• [Objective]:
Copy out the material below in full, but not its images.

• [Data for the task]:
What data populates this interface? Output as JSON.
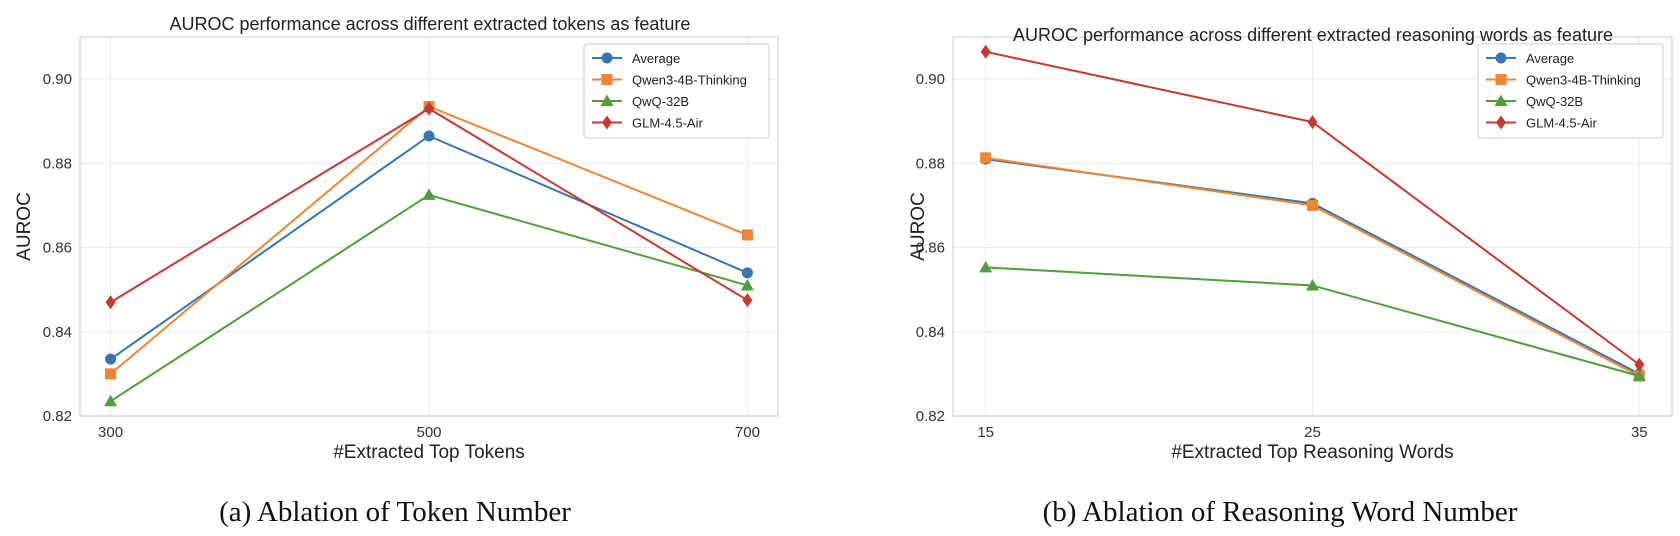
{
  "chart_data": [
    {
      "type": "line",
      "title": "AUROC performance across different extracted tokens as feature",
      "xlabel": "#Extracted Top Tokens",
      "ylabel": "AUROC",
      "x": [
        300,
        500,
        700
      ],
      "ylim": [
        0.82,
        0.91
      ],
      "yticks": [
        "0.82",
        "0.84",
        "0.86",
        "0.88",
        "0.90"
      ],
      "grid": true,
      "legend": "top-right",
      "series": [
        {
          "name": "Average",
          "values": [
            0.8335,
            0.8865,
            0.854
          ],
          "color": "#3a75af",
          "marker": "circle"
        },
        {
          "name": "Qwen3-4B-Thinking",
          "values": [
            0.83,
            0.8935,
            0.863
          ],
          "color": "#ef8636",
          "marker": "square"
        },
        {
          "name": "QwQ-32B",
          "values": [
            0.8235,
            0.8725,
            0.851
          ],
          "color": "#519e3e",
          "marker": "triangle"
        },
        {
          "name": "GLM-4.5-Air",
          "values": [
            0.847,
            0.893,
            0.8475
          ],
          "color": "#c53932",
          "marker": "diamond"
        }
      ],
      "caption": "(a)  Ablation of Token Number"
    },
    {
      "type": "line",
      "title": "AUROC performance across different extracted reasoning words as feature",
      "xlabel": "#Extracted Top Reasoning Words",
      "ylabel": "AUROC",
      "x": [
        15,
        25,
        35
      ],
      "ylim": [
        0.82,
        0.91
      ],
      "yticks": [
        "0.82",
        "0.84",
        "0.86",
        "0.88",
        "0.90"
      ],
      "grid": true,
      "legend": "top-right",
      "series": [
        {
          "name": "Average",
          "values": [
            0.881,
            0.8705,
            0.83
          ],
          "color": "#3a75af",
          "marker": "circle"
        },
        {
          "name": "Qwen3-4B-Thinking",
          "values": [
            0.8813,
            0.87,
            0.8295
          ],
          "color": "#ef8636",
          "marker": "square"
        },
        {
          "name": "QwQ-32B",
          "values": [
            0.8553,
            0.851,
            0.8295
          ],
          "color": "#519e3e",
          "marker": "triangle"
        },
        {
          "name": "GLM-4.5-Air",
          "values": [
            0.9065,
            0.8898,
            0.8322
          ],
          "color": "#c53932",
          "marker": "diamond"
        }
      ],
      "caption": "(b)  Ablation of Reasoning Word Number"
    }
  ]
}
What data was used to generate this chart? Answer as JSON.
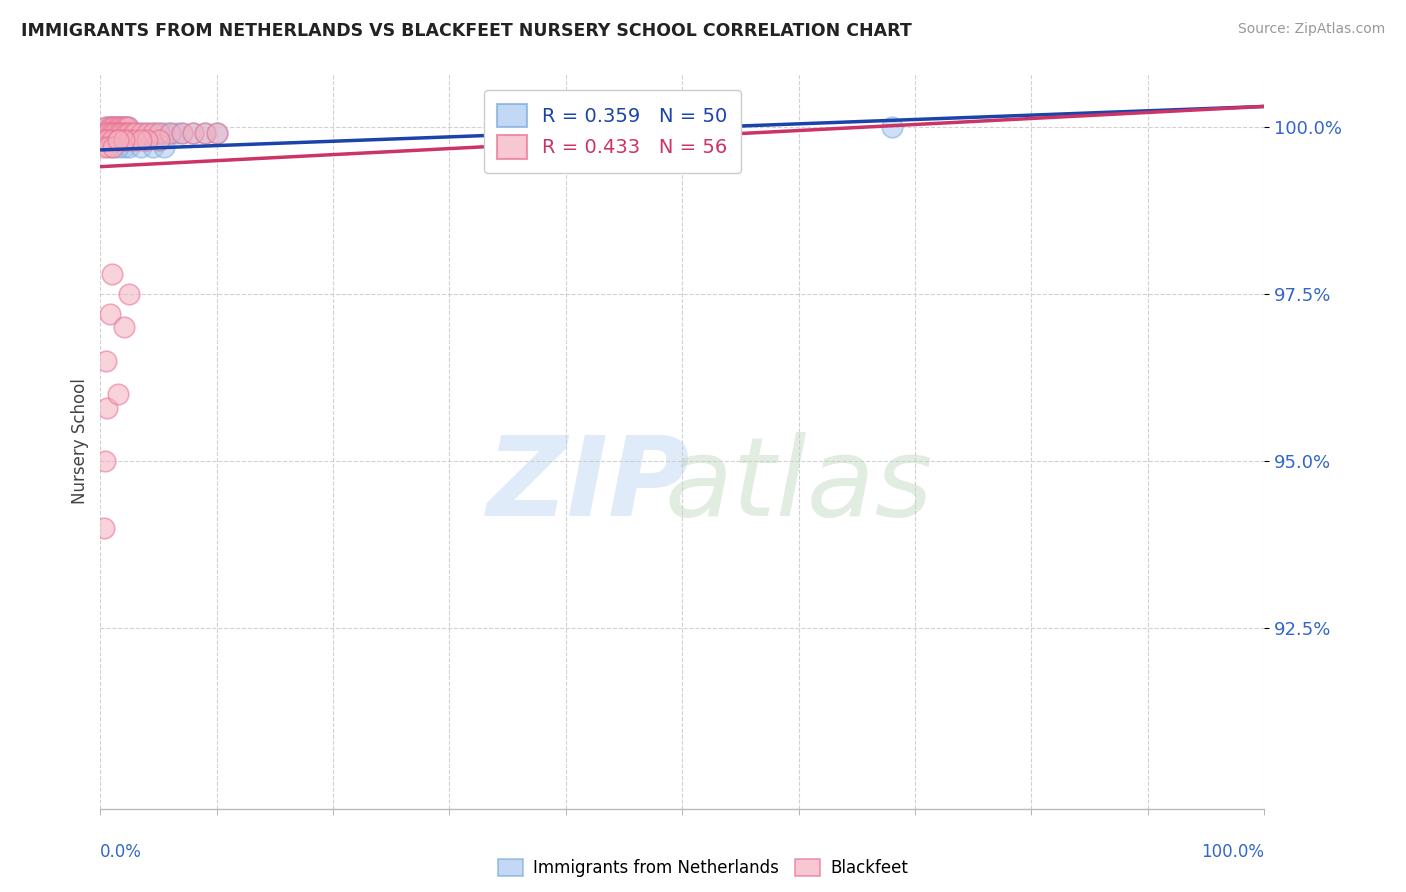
{
  "title": "IMMIGRANTS FROM NETHERLANDS VS BLACKFEET NURSERY SCHOOL CORRELATION CHART",
  "source": "Source: ZipAtlas.com",
  "ylabel": "Nursery School",
  "blue_label": "Immigrants from Netherlands",
  "pink_label": "Blackfeet",
  "blue_R": 0.359,
  "blue_N": 50,
  "pink_R": 0.433,
  "pink_N": 56,
  "blue_color": "#A8C8F0",
  "pink_color": "#F5B0C0",
  "blue_edge_color": "#7AAADA",
  "pink_edge_color": "#E87090",
  "blue_line_color": "#1A44AA",
  "pink_line_color": "#CC3366",
  "xmin": 0.0,
  "xmax": 1.0,
  "ymin": 0.898,
  "ymax": 1.008,
  "yticks": [
    0.925,
    0.95,
    0.975,
    1.0
  ],
  "ytick_labels": [
    "92.5%",
    "95.0%",
    "97.5%",
    "100.0%"
  ],
  "background_color": "#FFFFFF",
  "grid_color": "#CCCCCC",
  "blue_x": [
    0.005,
    0.008,
    0.01,
    0.012,
    0.014,
    0.016,
    0.018,
    0.02,
    0.022,
    0.024,
    0.005,
    0.007,
    0.009,
    0.011,
    0.013,
    0.015,
    0.017,
    0.019,
    0.021,
    0.023,
    0.025,
    0.028,
    0.03,
    0.035,
    0.04,
    0.045,
    0.05,
    0.055,
    0.06,
    0.065,
    0.004,
    0.006,
    0.008,
    0.01,
    0.012,
    0.07,
    0.08,
    0.09,
    0.1,
    0.03,
    0.04,
    0.05,
    0.02,
    0.025,
    0.015,
    0.01,
    0.035,
    0.045,
    0.055,
    0.68
  ],
  "blue_y": [
    1.0,
    1.0,
    1.0,
    1.0,
    1.0,
    1.0,
    1.0,
    1.0,
    1.0,
    1.0,
    0.999,
    0.999,
    0.999,
    0.999,
    0.999,
    0.999,
    0.999,
    0.999,
    0.999,
    0.999,
    0.999,
    0.999,
    0.999,
    0.999,
    0.999,
    0.999,
    0.999,
    0.999,
    0.999,
    0.999,
    0.998,
    0.998,
    0.998,
    0.998,
    0.998,
    0.999,
    0.999,
    0.999,
    0.999,
    0.998,
    0.998,
    0.998,
    0.997,
    0.997,
    0.997,
    0.997,
    0.997,
    0.997,
    0.997,
    1.0
  ],
  "pink_x": [
    0.005,
    0.008,
    0.01,
    0.012,
    0.014,
    0.016,
    0.018,
    0.02,
    0.022,
    0.024,
    0.005,
    0.007,
    0.009,
    0.011,
    0.013,
    0.015,
    0.017,
    0.019,
    0.021,
    0.023,
    0.025,
    0.028,
    0.03,
    0.035,
    0.04,
    0.045,
    0.05,
    0.06,
    0.07,
    0.08,
    0.004,
    0.006,
    0.01,
    0.015,
    0.02,
    0.025,
    0.03,
    0.003,
    0.007,
    0.011,
    0.09,
    0.1,
    0.05,
    0.04,
    0.035,
    0.02,
    0.015,
    0.01,
    0.008,
    0.005,
    0.006,
    0.004,
    0.003,
    0.025,
    0.02,
    0.015
  ],
  "pink_y": [
    1.0,
    1.0,
    1.0,
    1.0,
    1.0,
    1.0,
    1.0,
    1.0,
    1.0,
    1.0,
    0.999,
    0.999,
    0.999,
    0.999,
    0.999,
    0.999,
    0.999,
    0.999,
    0.999,
    0.999,
    0.999,
    0.999,
    0.999,
    0.999,
    0.999,
    0.999,
    0.999,
    0.999,
    0.999,
    0.999,
    0.998,
    0.998,
    0.998,
    0.998,
    0.998,
    0.998,
    0.998,
    0.997,
    0.997,
    0.997,
    0.999,
    0.999,
    0.998,
    0.998,
    0.998,
    0.998,
    0.998,
    0.978,
    0.972,
    0.965,
    0.958,
    0.95,
    0.94,
    0.975,
    0.97,
    0.96
  ],
  "blue_trend_x": [
    0.0,
    1.0
  ],
  "blue_trend_y": [
    0.9965,
    1.003
  ],
  "pink_trend_x": [
    0.0,
    1.0
  ],
  "pink_trend_y": [
    0.994,
    1.003
  ]
}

• [Response to this task]:
What data populates this interface? Output as JSON.
{
  "chart_data": [
    {
      "type": "line",
      "title": "AUROC performance across different extracted tokens as feature",
      "xlabel": "#Extracted Top Tokens",
      "ylabel": "AUROC",
      "x": [
        300,
        500,
        700
      ],
      "ylim": [
        0.82,
        0.91
      ],
      "yticks": [
        "0.82",
        "0.84",
        "0.86",
        "0.88",
        "0.90"
      ],
      "grid": true,
      "legend": "top-right",
      "series": [
        {
          "name": "Average",
          "values": [
            0.8335,
            0.8865,
            0.854
          ],
          "color": "#3a75af",
          "marker": "circle"
        },
        {
          "name": "Qwen3-4B-Thinking",
          "values": [
            0.83,
            0.8935,
            0.863
          ],
          "color": "#ef8636",
          "marker": "square"
        },
        {
          "name": "QwQ-32B",
          "values": [
            0.8235,
            0.8725,
            0.851
          ],
          "color": "#519e3e",
          "marker": "triangle"
        },
        {
          "name": "GLM-4.5-Air",
          "values": [
            0.847,
            0.893,
            0.8475
          ],
          "color": "#c53932",
          "marker": "diamond"
        }
      ],
      "caption": "(a)  Ablation of Token Number"
    },
    {
      "type": "line",
      "title": "AUROC performance across different extracted reasoning words as feature",
      "xlabel": "#Extracted Top Reasoning Words",
      "ylabel": "AUROC",
      "x": [
        15,
        25,
        35
      ],
      "ylim": [
        0.82,
        0.91
      ],
      "yticks": [
        "0.82",
        "0.84",
        "0.86",
        "0.88",
        "0.90"
      ],
      "grid": true,
      "legend": "top-right",
      "series": [
        {
          "name": "Average",
          "values": [
            0.881,
            0.8705,
            0.83
          ],
          "color": "#3a75af",
          "marker": "circle"
        },
        {
          "name": "Qwen3-4B-Thinking",
          "values": [
            0.8813,
            0.87,
            0.8295
          ],
          "color": "#ef8636",
          "marker": "square"
        },
        {
          "name": "QwQ-32B",
          "values": [
            0.8553,
            0.851,
            0.8295
          ],
          "color": "#519e3e",
          "marker": "triangle"
        },
        {
          "name": "GLM-4.5-Air",
          "values": [
            0.9065,
            0.8898,
            0.8322
          ],
          "color": "#c53932",
          "marker": "diamond"
        }
      ],
      "caption": "(b)  Ablation of Reasoning Word Number"
    }
  ]
}
What data was used to generate this chart? Answer as JSON.
{
  "title": "IMMIGRANTS FROM NETHERLANDS VS BLACKFEET NURSERY SCHOOL CORRELATION CHART",
  "source": "Source: ZipAtlas.com",
  "ylabel": "Nursery School",
  "blue_label": "Immigrants from Netherlands",
  "pink_label": "Blackfeet",
  "blue_R": 0.359,
  "blue_N": 50,
  "pink_R": 0.433,
  "pink_N": 56,
  "blue_color": "#A8C8F0",
  "pink_color": "#F5B0C0",
  "blue_edge_color": "#7AAADA",
  "pink_edge_color": "#E87090",
  "blue_line_color": "#1A44AA",
  "pink_line_color": "#CC3366",
  "xmin": 0.0,
  "xmax": 1.0,
  "ymin": 0.898,
  "ymax": 1.008,
  "yticks": [
    0.925,
    0.95,
    0.975,
    1.0
  ],
  "ytick_labels": [
    "92.5%",
    "95.0%",
    "97.5%",
    "100.0%"
  ],
  "background_color": "#FFFFFF",
  "grid_color": "#CCCCCC",
  "blue_x": [
    0.005,
    0.008,
    0.01,
    0.012,
    0.014,
    0.016,
    0.018,
    0.02,
    0.022,
    0.024,
    0.005,
    0.007,
    0.009,
    0.011,
    0.013,
    0.015,
    0.017,
    0.019,
    0.021,
    0.023,
    0.025,
    0.028,
    0.03,
    0.035,
    0.04,
    0.045,
    0.05,
    0.055,
    0.06,
    0.065,
    0.004,
    0.006,
    0.008,
    0.01,
    0.012,
    0.07,
    0.08,
    0.09,
    0.1,
    0.03,
    0.04,
    0.05,
    0.02,
    0.025,
    0.015,
    0.01,
    0.035,
    0.045,
    0.055,
    0.68
  ],
  "blue_y": [
    1.0,
    1.0,
    1.0,
    1.0,
    1.0,
    1.0,
    1.0,
    1.0,
    1.0,
    1.0,
    0.999,
    0.999,
    0.999,
    0.999,
    0.999,
    0.999,
    0.999,
    0.999,
    0.999,
    0.999,
    0.999,
    0.999,
    0.999,
    0.999,
    0.999,
    0.999,
    0.999,
    0.999,
    0.999,
    0.999,
    0.998,
    0.998,
    0.998,
    0.998,
    0.998,
    0.999,
    0.999,
    0.999,
    0.999,
    0.998,
    0.998,
    0.998,
    0.997,
    0.997,
    0.997,
    0.997,
    0.997,
    0.997,
    0.997,
    1.0
  ],
  "pink_x": [
    0.005,
    0.008,
    0.01,
    0.012,
    0.014,
    0.016,
    0.018,
    0.02,
    0.022,
    0.024,
    0.005,
    0.007,
    0.009,
    0.011,
    0.013,
    0.015,
    0.017,
    0.019,
    0.021,
    0.023,
    0.025,
    0.028,
    0.03,
    0.035,
    0.04,
    0.045,
    0.05,
    0.06,
    0.07,
    0.08,
    0.004,
    0.006,
    0.01,
    0.015,
    0.02,
    0.025,
    0.03,
    0.003,
    0.007,
    0.011,
    0.09,
    0.1,
    0.05,
    0.04,
    0.035,
    0.02,
    0.015,
    0.01,
    0.008,
    0.005,
    0.006,
    0.004,
    0.003,
    0.025,
    0.02,
    0.015
  ],
  "pink_y": [
    1.0,
    1.0,
    1.0,
    1.0,
    1.0,
    1.0,
    1.0,
    1.0,
    1.0,
    1.0,
    0.999,
    0.999,
    0.999,
    0.999,
    0.999,
    0.999,
    0.999,
    0.999,
    0.999,
    0.999,
    0.999,
    0.999,
    0.999,
    0.999,
    0.999,
    0.999,
    0.999,
    0.999,
    0.999,
    0.999,
    0.998,
    0.998,
    0.998,
    0.998,
    0.998,
    0.998,
    0.998,
    0.997,
    0.997,
    0.997,
    0.999,
    0.999,
    0.998,
    0.998,
    0.998,
    0.998,
    0.998,
    0.978,
    0.972,
    0.965,
    0.958,
    0.95,
    0.94,
    0.975,
    0.97,
    0.96
  ],
  "blue_trend_x": [
    0.0,
    1.0
  ],
  "blue_trend_y": [
    0.9965,
    1.003
  ],
  "pink_trend_x": [
    0.0,
    1.0
  ],
  "pink_trend_y": [
    0.994,
    1.003
  ]
}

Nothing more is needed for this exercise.